# [Prompt 1]
Copy the passage on London's small clubs word for word, from "I wouldn’t count" to "their own hands.".
# [Prompt 2]
According to the passage on London's small clubs, who handles bookings at The White Hart?
# [Prompt 3]
List every person named in the passage on London's small clubs.

# [Document section]
-- Opening Marker --

I wouldn’t count myself a member of the ‘things have to get worse before they can get better’ school of thought, but it can’t be denied that structural challenges can bring out the best in people. Tom Stiedl of Peckham’s Rye Wax values the ways in which the new generation of music-makers and dancers has taken things into their own hands.
“I've seen an increase in DIY approaches, particularly from younger people putting on parties that's been absent for a while. These people are building rigs again, finding spaces, taking risks and booking exciting people that often happen to be their friends. The vibe at these tends to be better than anything I've seen in London clubs for a while and it's a really encouraging thing for the culture as a whole. “
For Martin Drogosz, who deals with bookings at pub-cum-rave-cave in New Cross, The White Hart, “small spaces are all about the opportunity to build communities, based around music and art.” It’s easy to romanticise the imagined utopia of the dancefloor, but at their best, small clubs undeniably provide a space for the flourishing of what dance music academic Luis-Manuel Garcia has called ‘stranger intimacy’ – surely a vital corrective to the alienation we might tend to associate with city living.
Following the tragic events of the Grenfell Tower fire, London has proven its capacity for community solidarity. The response of many Londoners, providing food, clothing and shelter to residents who had lost everything in the fire, was unquestionably vital and inspiring. But should it only take events of this magnitude to bring people together? Surely there’s also great room for communities built around shared, ongoing experiences of joy, of which music and dancing is just one among many.

-- Closing Marker --

# [Provided information]
-- Opening Marker --

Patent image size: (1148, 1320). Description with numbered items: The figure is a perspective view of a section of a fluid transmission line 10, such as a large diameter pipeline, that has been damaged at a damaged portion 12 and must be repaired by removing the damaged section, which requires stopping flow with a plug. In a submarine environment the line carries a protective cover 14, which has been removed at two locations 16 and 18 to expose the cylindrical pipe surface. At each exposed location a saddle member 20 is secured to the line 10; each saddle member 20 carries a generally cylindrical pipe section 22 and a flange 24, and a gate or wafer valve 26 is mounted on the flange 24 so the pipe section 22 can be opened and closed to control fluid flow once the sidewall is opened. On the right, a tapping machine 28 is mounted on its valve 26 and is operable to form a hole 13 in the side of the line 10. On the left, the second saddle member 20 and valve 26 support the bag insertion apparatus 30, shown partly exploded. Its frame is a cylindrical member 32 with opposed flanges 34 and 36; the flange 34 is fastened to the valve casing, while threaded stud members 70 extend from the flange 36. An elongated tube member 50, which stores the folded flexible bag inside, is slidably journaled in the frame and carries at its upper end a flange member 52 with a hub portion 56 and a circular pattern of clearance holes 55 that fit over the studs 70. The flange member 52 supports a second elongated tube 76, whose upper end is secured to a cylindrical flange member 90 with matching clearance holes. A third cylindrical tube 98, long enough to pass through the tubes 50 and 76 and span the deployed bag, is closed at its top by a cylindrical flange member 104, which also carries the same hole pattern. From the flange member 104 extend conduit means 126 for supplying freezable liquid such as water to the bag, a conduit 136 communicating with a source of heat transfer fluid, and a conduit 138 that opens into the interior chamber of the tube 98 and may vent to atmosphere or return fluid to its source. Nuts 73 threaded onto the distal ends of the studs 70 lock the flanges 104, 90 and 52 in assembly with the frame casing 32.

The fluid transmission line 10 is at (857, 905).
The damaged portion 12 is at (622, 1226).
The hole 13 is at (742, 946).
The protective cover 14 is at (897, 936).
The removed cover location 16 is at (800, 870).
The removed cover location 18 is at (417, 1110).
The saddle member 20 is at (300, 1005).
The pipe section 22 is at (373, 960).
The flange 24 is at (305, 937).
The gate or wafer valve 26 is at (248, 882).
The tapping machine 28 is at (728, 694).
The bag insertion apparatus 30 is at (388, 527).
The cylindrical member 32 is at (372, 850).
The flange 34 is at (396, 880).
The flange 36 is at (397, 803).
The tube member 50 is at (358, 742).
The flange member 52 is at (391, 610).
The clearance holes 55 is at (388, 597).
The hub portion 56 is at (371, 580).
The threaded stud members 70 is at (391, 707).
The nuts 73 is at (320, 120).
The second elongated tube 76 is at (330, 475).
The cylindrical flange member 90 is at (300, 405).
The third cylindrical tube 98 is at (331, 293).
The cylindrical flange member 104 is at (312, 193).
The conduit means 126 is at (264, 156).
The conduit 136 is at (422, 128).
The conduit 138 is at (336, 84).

-- Closing Marker --

# [Task response 1]
I wouldn’t count myself a member of the ‘things have to get worse before they can get better’ school of thought, but it can’t be denied that structural challenges can bring out the best in people. Tom Stiedl of Peckham’s Rye Wax values the ways in which the new generation of music-makers and dancers has taken things into their own hands.

# [Task response 2]
Martin Drogosz

# [Task response 3]
Tom Stiedl, Martin Drogosz, Luis-Manuel Garcia